THE EXERCISE
What is needed is an exact copy of the entries below, from the line that contains "Give me a plain-text" through the final line, both included, and nothing else.

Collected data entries
###

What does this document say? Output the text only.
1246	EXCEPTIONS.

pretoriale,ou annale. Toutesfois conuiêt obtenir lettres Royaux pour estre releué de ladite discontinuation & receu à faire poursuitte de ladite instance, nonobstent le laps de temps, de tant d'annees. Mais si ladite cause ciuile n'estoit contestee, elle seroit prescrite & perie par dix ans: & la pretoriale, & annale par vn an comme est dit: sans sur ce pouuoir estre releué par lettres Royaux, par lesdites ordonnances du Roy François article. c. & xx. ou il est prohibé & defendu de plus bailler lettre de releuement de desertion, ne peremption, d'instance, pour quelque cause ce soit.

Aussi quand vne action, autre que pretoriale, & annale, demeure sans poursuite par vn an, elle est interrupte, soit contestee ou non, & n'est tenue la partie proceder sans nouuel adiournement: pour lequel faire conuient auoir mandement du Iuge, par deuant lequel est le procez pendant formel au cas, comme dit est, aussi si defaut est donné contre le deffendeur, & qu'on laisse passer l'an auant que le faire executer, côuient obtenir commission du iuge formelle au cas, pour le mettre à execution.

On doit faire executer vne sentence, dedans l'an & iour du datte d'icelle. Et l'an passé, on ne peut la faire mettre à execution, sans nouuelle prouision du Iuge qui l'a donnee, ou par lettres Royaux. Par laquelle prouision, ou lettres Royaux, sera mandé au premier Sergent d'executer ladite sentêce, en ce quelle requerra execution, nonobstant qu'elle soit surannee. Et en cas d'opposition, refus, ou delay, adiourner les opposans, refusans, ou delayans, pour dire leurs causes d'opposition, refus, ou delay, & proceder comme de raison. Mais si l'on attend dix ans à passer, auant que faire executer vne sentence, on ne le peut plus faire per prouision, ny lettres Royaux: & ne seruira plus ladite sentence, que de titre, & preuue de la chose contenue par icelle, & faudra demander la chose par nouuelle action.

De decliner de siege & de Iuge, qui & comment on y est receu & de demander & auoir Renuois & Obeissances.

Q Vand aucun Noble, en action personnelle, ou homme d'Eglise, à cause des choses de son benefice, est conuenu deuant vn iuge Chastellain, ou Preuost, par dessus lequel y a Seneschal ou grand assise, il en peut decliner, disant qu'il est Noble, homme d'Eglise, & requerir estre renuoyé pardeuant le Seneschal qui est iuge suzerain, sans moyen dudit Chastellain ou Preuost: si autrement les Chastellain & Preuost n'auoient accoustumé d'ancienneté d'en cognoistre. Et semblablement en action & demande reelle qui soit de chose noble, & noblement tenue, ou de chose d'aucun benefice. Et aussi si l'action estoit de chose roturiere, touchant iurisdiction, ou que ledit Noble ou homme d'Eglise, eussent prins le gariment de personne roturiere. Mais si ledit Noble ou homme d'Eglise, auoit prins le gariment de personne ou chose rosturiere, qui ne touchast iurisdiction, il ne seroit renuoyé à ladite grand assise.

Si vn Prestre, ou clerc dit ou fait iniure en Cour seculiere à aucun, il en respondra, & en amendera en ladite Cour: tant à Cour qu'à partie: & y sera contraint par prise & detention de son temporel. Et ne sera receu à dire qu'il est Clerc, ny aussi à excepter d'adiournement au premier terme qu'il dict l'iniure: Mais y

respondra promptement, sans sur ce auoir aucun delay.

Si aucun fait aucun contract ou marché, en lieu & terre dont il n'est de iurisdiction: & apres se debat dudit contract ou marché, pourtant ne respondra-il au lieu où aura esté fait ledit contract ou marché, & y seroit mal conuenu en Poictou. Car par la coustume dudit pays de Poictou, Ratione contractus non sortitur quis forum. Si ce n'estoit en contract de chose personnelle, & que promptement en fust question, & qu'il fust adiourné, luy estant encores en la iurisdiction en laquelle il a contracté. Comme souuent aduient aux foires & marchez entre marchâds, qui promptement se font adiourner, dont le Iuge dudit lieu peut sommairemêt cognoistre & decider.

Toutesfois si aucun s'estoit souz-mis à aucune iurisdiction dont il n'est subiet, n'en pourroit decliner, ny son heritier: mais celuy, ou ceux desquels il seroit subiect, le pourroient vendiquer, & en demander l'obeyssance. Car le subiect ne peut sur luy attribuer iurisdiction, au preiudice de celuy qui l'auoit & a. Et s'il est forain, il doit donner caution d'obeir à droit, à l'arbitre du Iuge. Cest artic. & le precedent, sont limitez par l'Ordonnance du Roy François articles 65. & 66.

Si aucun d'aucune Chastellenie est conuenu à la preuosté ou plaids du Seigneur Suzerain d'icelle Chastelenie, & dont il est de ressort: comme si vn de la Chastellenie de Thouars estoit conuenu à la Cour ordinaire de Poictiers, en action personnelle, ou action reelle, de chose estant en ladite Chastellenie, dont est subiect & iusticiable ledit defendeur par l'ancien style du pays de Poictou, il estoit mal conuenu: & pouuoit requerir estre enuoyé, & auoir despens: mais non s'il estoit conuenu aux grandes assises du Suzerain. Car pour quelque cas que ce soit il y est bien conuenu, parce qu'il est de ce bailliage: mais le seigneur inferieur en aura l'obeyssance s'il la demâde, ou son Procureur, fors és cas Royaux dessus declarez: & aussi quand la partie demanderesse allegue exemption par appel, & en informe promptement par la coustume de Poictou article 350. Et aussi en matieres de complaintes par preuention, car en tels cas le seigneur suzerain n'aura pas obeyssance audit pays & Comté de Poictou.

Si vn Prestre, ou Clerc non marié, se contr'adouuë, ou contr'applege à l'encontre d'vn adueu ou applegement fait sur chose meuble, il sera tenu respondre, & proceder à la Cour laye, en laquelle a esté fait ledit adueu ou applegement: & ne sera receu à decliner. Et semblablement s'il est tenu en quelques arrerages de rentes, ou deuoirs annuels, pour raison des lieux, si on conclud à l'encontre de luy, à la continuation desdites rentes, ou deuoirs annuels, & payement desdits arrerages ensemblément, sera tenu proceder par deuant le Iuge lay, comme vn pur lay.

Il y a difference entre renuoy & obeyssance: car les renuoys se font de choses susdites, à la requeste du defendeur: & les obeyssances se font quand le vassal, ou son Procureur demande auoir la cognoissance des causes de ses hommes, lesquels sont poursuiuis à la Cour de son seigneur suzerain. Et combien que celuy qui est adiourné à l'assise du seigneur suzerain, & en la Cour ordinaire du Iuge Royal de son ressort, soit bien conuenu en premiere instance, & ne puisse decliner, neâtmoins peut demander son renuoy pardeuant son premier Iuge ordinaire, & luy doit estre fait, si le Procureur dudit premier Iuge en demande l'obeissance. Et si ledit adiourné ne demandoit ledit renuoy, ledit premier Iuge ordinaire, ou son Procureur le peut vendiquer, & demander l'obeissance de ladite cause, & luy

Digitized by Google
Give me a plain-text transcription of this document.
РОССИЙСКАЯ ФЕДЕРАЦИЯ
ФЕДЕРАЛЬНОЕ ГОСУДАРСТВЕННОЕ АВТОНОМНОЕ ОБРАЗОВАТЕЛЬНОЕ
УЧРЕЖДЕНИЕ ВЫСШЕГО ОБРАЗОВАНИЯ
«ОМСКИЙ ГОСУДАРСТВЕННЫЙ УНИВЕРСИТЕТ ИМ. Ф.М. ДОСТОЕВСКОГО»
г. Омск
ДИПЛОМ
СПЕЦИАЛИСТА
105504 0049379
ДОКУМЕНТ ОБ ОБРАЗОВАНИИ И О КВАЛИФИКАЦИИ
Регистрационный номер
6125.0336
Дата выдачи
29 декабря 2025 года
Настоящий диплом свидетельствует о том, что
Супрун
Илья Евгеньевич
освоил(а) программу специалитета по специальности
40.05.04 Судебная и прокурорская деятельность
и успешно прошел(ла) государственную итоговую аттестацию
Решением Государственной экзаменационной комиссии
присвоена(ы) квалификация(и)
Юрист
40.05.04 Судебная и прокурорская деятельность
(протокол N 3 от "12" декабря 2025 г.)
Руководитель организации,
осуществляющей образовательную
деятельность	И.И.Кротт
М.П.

###

COMPLETE ANSWER
Give me a plain-text transcription of this document.
РОССИЙСКАЯ ФЕДЕРАЦИЯ
ФЕДЕРАЛЬНОЕ ГОСУДАРСТВЕННОЕ АВТОНОМНОЕ ОБРАЗОВАТЕЛЬНОЕ
УЧРЕЖДЕНИЕ ВЫСШЕГО ОБРАЗОВАНИЯ
«ОМСКИЙ ГОСУДАРСТВЕННЫЙ УНИВЕРСИТЕТ ИМ. Ф.М. ДОСТОЕВСКОГО»
г. Омск
ДИПЛОМ
СПЕЦИАЛИСТА
105504 0049379
ДОКУМЕНТ ОБ ОБРАЗОВАНИИ И О КВАЛИФИКАЦИИ
Регистрационный номер
6125.0336
Дата выдачи
29 декабря 2025 года
Настоящий диплом свидетельствует о том, что
Супрун
Илья Евгеньевич
освоил(а) программу специалитета по специальности
40.05.04 Судебная и прокурорская деятельность
и успешно прошел(ла) государственную итоговую аттестацию
Решением Государственной экзаменационной комиссии
присвоена(ы) квалификация(и)
Юрист
40.05.04 Судебная и прокурорская деятельность
(протокол N 3 от "12" декабря 2025 г.)
Руководитель организации,
осуществляющей образовательную
деятельность	И.И.Кротт
М.П.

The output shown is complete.